--- START ---

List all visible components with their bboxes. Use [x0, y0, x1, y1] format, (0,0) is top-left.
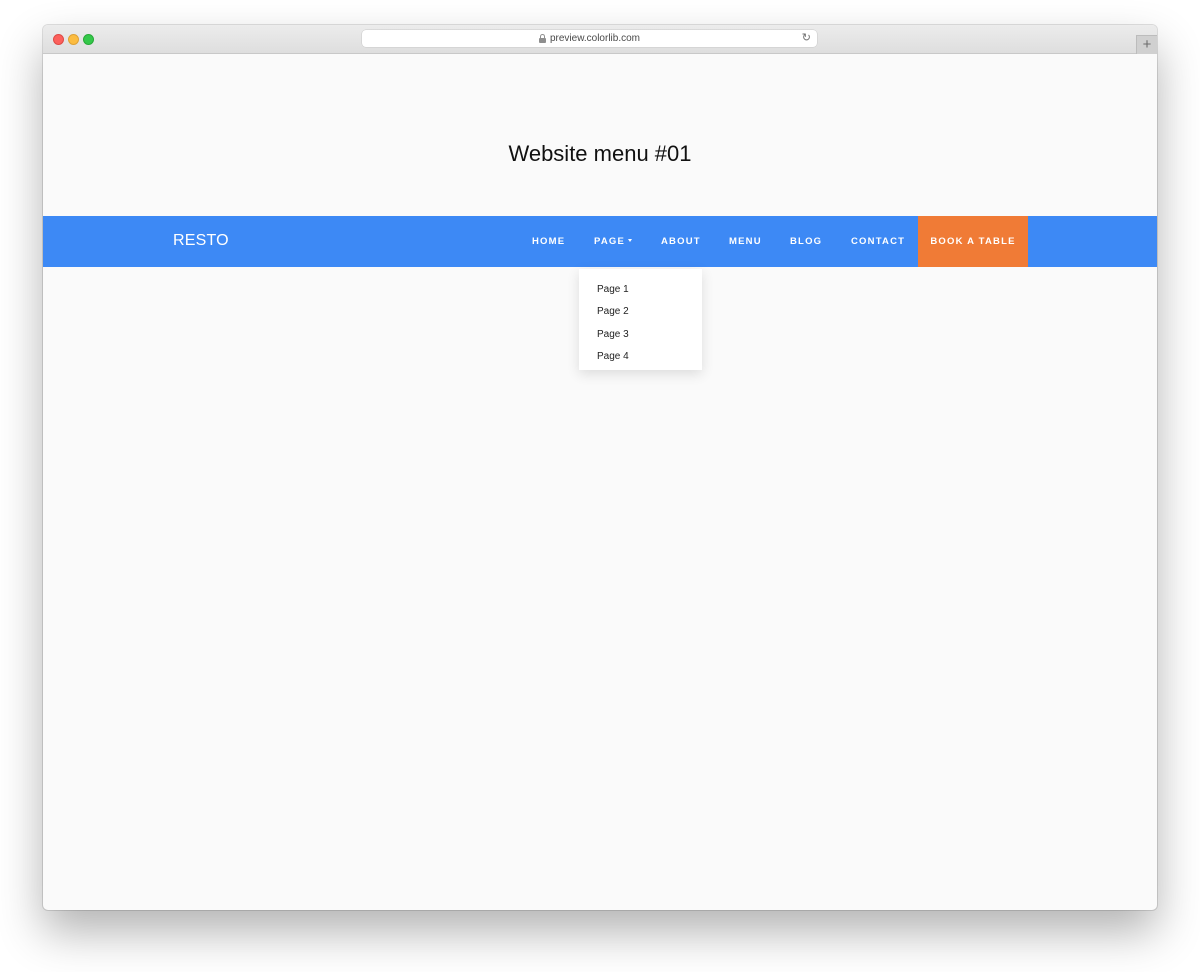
reload-icon[interactable]: ↻ — [802, 32, 811, 45]
nav-item-label: MENU — [729, 236, 762, 247]
nav-item-page[interactable]: PAGE — [594, 216, 633, 267]
browser-window: preview.colorlib.com ↻ + Website menu #0… — [43, 25, 1157, 910]
nav-item-home[interactable]: HOME — [532, 216, 565, 267]
nav-item-label: CONTACT — [851, 236, 906, 247]
dropdown-item-page-3[interactable]: Page 3 — [579, 324, 702, 346]
address-bar[interactable]: preview.colorlib.com ↻ — [362, 30, 817, 47]
dropdown-item-page-1[interactable]: Page 1 — [579, 279, 702, 301]
lock-icon — [538, 33, 546, 43]
brand-logo[interactable]: RESTO — [173, 232, 229, 250]
dropdown-item-page-2[interactable]: Page 2 — [579, 301, 702, 323]
dropdown-item-page-4[interactable]: Page 4 — [579, 346, 702, 368]
browser-titlebar: preview.colorlib.com ↻ + — [43, 25, 1157, 54]
nav-item-label: ABOUT — [661, 236, 701, 247]
zoom-window-button[interactable] — [83, 34, 94, 45]
nav-item-about[interactable]: ABOUT — [661, 216, 701, 267]
new-tab-button[interactable]: + — [1136, 35, 1157, 54]
book-table-button[interactable]: BOOK A TABLE — [918, 216, 1028, 267]
close-window-button[interactable] — [53, 34, 64, 45]
nav-item-contact[interactable]: CONTACT — [851, 216, 905, 267]
nav-item-label: BLOG — [790, 236, 823, 247]
minimize-window-button[interactable] — [68, 34, 79, 45]
nav-item-menu[interactable]: MENU — [729, 216, 762, 267]
site-navbar: RESTO HOME PAGE ABOUT MENU BLOG CONTACT … — [43, 216, 1157, 267]
page-title: Website menu #01 — [508, 141, 692, 166]
nav-item-label: PAGE — [594, 236, 626, 247]
nav-item-label: HOME — [532, 236, 566, 247]
page-dropdown-menu: Page 1 Page 2 Page 3 Page 4 — [579, 269, 702, 370]
address-bar-url: preview.colorlib.com — [549, 33, 641, 44]
nav-item-blog[interactable]: BLOG — [790, 216, 822, 267]
caret-down-icon — [628, 238, 633, 242]
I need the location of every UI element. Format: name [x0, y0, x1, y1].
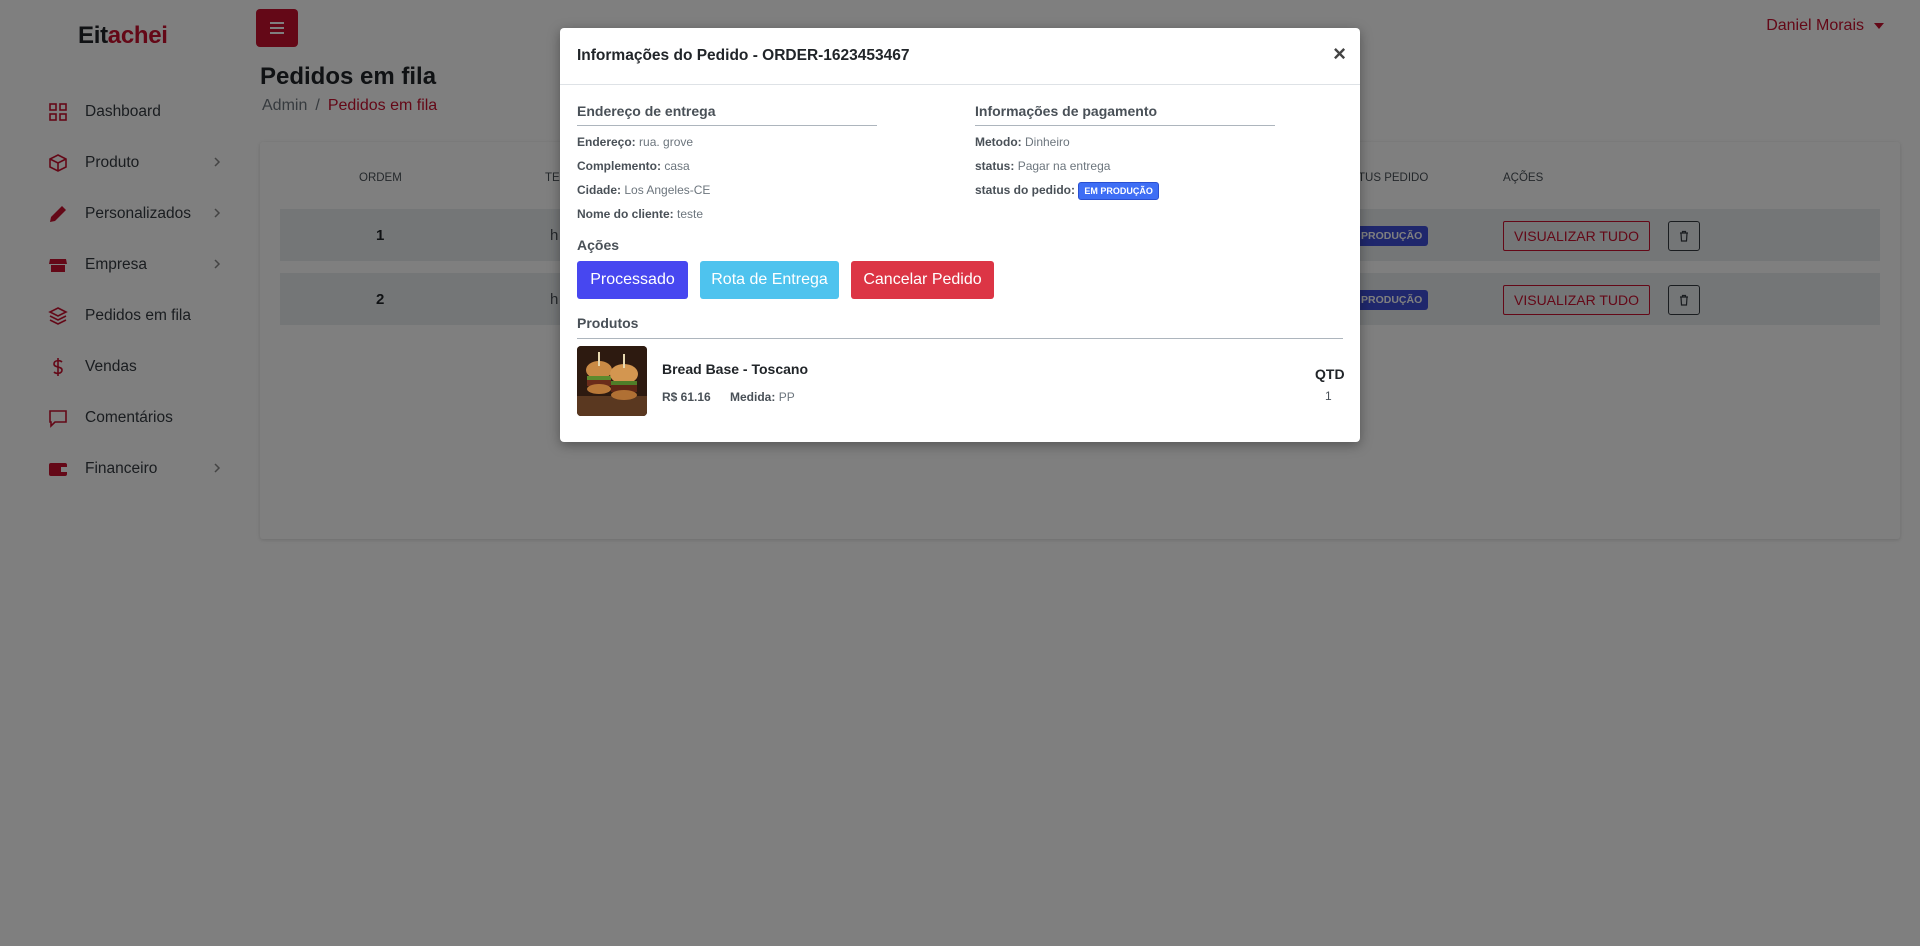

--- END ---

Copy out the data above, substituting "bounding boxes" for "bboxes" and keeping everything else unchanged. Leave out the pictures.

*Finished exercise*:
List all visible components with their bounding boxes. Use [x0, y0, x1, y1] format, (0,0) is top-left.
reload-icon[interactable]: ↻ — [802, 32, 811, 45]
nav-item-label: MENU — [729, 236, 762, 247]
nav-item-page[interactable]: PAGE — [594, 216, 633, 267]
browser-window: preview.colorlib.com ↻ + Website menu #0… — [43, 25, 1157, 910]
nav-item-home[interactable]: HOME — [532, 216, 565, 267]
nav-item-label: CONTACT — [851, 236, 906, 247]
dropdown-item-page-3[interactable]: Page 3 — [579, 324, 702, 346]
address-bar[interactable]: preview.colorlib.com ↻ — [362, 30, 817, 47]
dropdown-item-page-1[interactable]: Page 1 — [579, 279, 702, 301]
lock-icon — [538, 33, 546, 43]
brand-logo[interactable]: RESTO — [173, 232, 229, 250]
dropdown-item-page-2[interactable]: Page 2 — [579, 301, 702, 323]
dropdown-item-page-4[interactable]: Page 4 — [579, 346, 702, 368]
browser-titlebar: preview.colorlib.com ↻ + — [43, 25, 1157, 54]
nav-item-label: ABOUT — [661, 236, 701, 247]
zoom-window-button[interactable] — [83, 34, 94, 45]
nav-item-about[interactable]: ABOUT — [661, 216, 701, 267]
new-tab-button[interactable]: + — [1136, 35, 1157, 54]
book-table-button[interactable]: BOOK A TABLE — [918, 216, 1028, 267]
close-window-button[interactable] — [53, 34, 64, 45]
nav-item-contact[interactable]: CONTACT — [851, 216, 905, 267]
nav-item-label: BLOG — [790, 236, 823, 247]
minimize-window-button[interactable] — [68, 34, 79, 45]
nav-item-menu[interactable]: MENU — [729, 216, 762, 267]
site-navbar: RESTO HOME PAGE ABOUT MENU BLOG CONTACT … — [43, 216, 1157, 267]
page-title: Website menu #01 — [508, 141, 692, 166]
nav-item-label: PAGE — [594, 236, 626, 247]
nav-item-label: HOME — [532, 236, 566, 247]
page-dropdown-menu: Page 1 Page 2 Page 3 Page 4 — [579, 269, 702, 370]
address-bar-url: preview.colorlib.com — [549, 33, 641, 44]
nav-item-blog[interactable]: BLOG — [790, 216, 822, 267]
caret-down-icon — [628, 238, 633, 242]
I need the location of every UI element. Format: name [x0, y0, x1, y1].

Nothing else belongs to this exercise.